# START OF DATASET ROWS

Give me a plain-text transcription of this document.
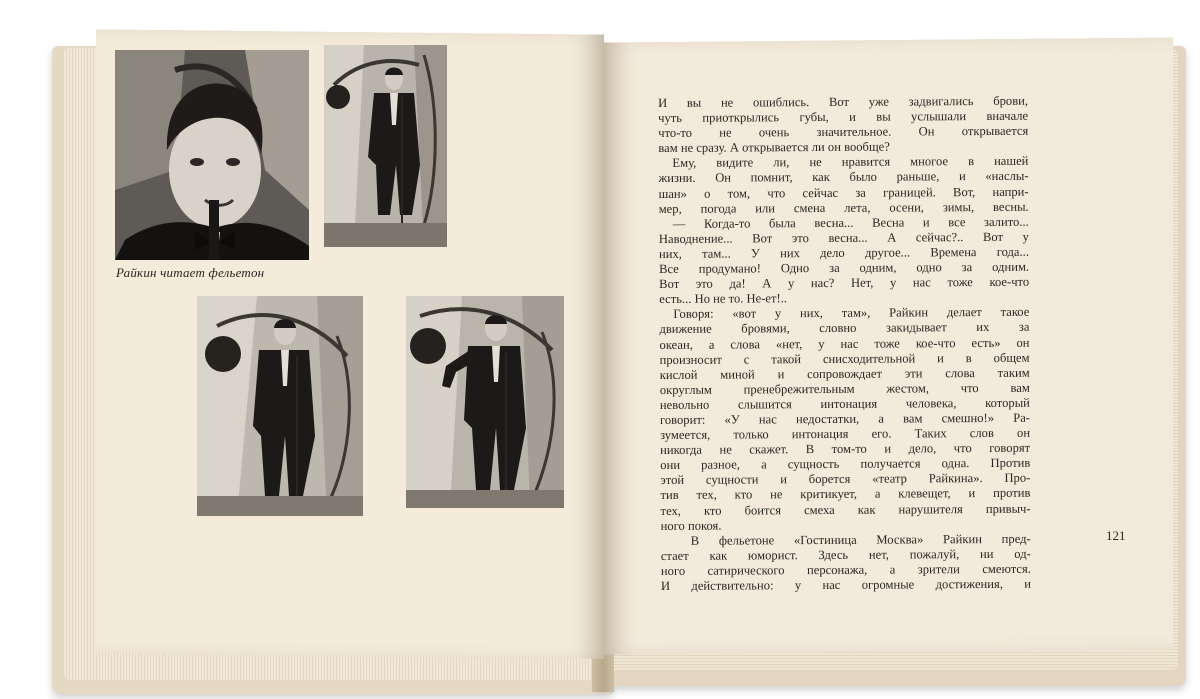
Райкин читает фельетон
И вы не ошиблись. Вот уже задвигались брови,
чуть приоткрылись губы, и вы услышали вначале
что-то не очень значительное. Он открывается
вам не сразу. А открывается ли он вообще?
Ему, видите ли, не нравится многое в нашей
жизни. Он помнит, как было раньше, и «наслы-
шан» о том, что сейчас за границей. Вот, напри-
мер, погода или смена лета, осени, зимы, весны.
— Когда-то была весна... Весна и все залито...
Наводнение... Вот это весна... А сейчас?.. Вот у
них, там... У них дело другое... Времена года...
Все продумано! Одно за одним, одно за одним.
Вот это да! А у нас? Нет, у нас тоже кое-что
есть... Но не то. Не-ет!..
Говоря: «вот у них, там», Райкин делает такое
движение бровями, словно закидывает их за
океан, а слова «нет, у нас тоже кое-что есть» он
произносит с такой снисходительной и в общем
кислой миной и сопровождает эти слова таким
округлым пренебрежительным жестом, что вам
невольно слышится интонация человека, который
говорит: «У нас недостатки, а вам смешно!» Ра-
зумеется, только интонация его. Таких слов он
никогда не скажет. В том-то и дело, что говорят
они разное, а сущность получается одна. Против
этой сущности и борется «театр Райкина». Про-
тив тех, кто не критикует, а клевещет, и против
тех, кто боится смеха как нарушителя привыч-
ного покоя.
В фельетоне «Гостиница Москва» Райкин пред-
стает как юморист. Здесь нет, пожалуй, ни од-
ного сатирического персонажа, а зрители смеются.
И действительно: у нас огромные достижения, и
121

# END OF DATASET ROWS
# START OF DATASET ROWS

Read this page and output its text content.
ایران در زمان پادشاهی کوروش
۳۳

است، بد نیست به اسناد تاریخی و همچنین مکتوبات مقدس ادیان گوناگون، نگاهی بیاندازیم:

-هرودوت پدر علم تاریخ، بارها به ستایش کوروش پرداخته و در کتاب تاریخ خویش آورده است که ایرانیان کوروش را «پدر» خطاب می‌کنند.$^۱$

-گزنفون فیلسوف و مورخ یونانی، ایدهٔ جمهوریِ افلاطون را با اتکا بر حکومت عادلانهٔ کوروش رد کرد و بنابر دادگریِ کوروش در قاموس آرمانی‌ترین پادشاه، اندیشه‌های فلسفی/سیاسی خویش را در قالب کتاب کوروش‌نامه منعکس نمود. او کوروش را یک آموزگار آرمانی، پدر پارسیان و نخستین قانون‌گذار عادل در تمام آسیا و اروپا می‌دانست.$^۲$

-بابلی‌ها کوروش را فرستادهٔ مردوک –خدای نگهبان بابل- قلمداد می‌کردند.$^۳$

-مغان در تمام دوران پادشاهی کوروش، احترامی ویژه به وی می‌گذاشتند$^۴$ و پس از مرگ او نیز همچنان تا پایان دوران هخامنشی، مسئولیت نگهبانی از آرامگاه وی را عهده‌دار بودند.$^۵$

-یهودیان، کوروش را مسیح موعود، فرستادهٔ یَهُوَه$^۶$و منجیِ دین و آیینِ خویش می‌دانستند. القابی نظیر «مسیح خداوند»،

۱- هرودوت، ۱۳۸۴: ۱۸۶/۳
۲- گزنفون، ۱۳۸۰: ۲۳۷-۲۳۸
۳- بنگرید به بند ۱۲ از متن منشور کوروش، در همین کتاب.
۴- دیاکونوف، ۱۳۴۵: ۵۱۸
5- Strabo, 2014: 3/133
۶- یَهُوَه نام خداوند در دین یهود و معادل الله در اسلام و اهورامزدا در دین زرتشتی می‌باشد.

# END OF DATASET ROWS

◆ JOB: How many lines of the data contain the word "this"? Answer with the number alone.

◆ WRITTEN ANSWER: 2